* **Given data**
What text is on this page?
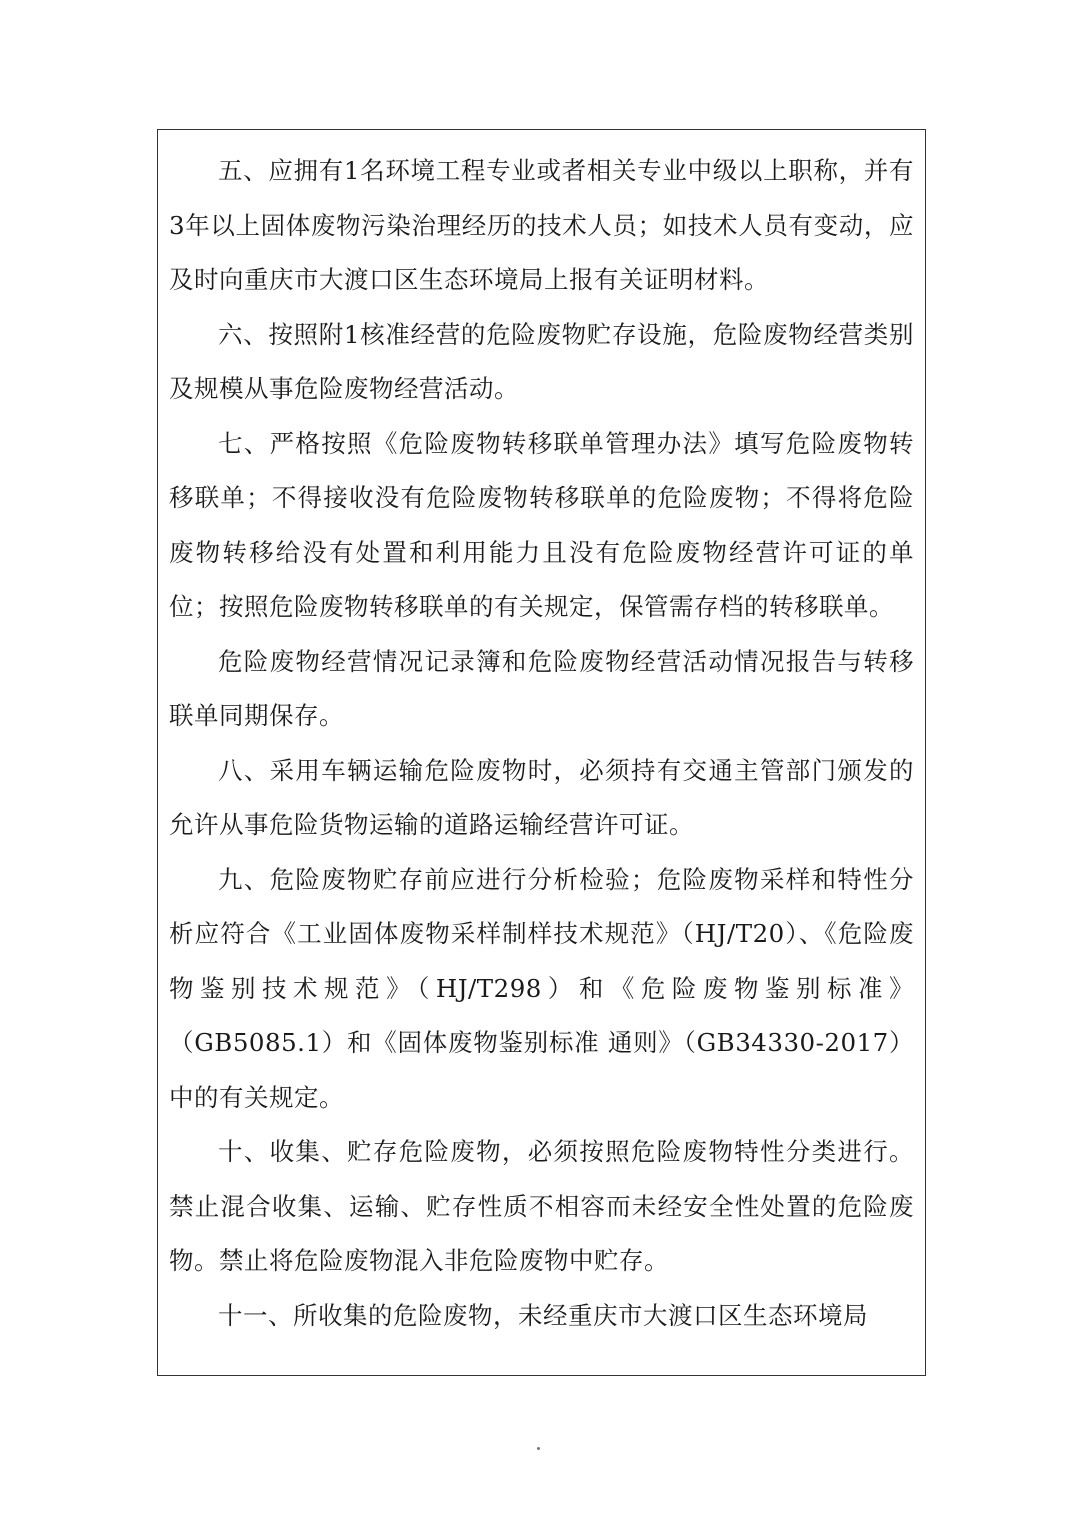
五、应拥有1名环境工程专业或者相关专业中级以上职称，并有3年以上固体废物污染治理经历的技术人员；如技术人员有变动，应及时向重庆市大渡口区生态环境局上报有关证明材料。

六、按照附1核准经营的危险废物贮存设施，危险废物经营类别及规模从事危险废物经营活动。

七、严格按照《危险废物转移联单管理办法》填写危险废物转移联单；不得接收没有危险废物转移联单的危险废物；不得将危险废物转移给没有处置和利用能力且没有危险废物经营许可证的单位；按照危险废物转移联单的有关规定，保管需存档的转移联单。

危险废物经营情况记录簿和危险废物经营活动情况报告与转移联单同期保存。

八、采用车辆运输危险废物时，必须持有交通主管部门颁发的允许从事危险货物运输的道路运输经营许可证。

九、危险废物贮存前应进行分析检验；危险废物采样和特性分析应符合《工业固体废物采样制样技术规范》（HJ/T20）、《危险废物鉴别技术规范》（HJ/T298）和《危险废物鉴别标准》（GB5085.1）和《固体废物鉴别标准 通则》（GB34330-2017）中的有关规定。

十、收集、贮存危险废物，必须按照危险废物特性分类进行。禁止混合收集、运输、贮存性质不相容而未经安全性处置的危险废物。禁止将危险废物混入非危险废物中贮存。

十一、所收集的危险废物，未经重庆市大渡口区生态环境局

* **What this task involves**
Give back the whole listing as it stands, minus its pictures.

* **Answer below**
What text is on this page?
五、应拥有1名环境工程专业或者相关专业中级以上职称，并有3年以上固体废物污染治理经历的技术人员；如技术人员有变动，应及时向重庆市大渡口区生态环境局上报有关证明材料。

六、按照附1核准经营的危险废物贮存设施，危险废物经营类别及规模从事危险废物经营活动。

七、严格按照《危险废物转移联单管理办法》填写危险废物转移联单；不得接收没有危险废物转移联单的危险废物；不得将危险废物转移给没有处置和利用能力且没有危险废物经营许可证的单位；按照危险废物转移联单的有关规定，保管需存档的转移联单。

危险废物经营情况记录簿和危险废物经营活动情况报告与转移联单同期保存。

八、采用车辆运输危险废物时，必须持有交通主管部门颁发的允许从事危险货物运输的道路运输经营许可证。

九、危险废物贮存前应进行分析检验；危险废物采样和特性分析应符合《工业固体废物采样制样技术规范》（HJ/T20）、《危险废物鉴别技术规范》（HJ/T298）和《危险废物鉴别标准》（GB5085.1）和《固体废物鉴别标准 通则》（GB34330-2017）中的有关规定。

十、收集、贮存危险废物，必须按照危险废物特性分类进行。禁止混合收集、运输、贮存性质不相容而未经安全性处置的危险废物。禁止将危险废物混入非危险废物中贮存。

十一、所收集的危险废物，未经重庆市大渡口区生态环境局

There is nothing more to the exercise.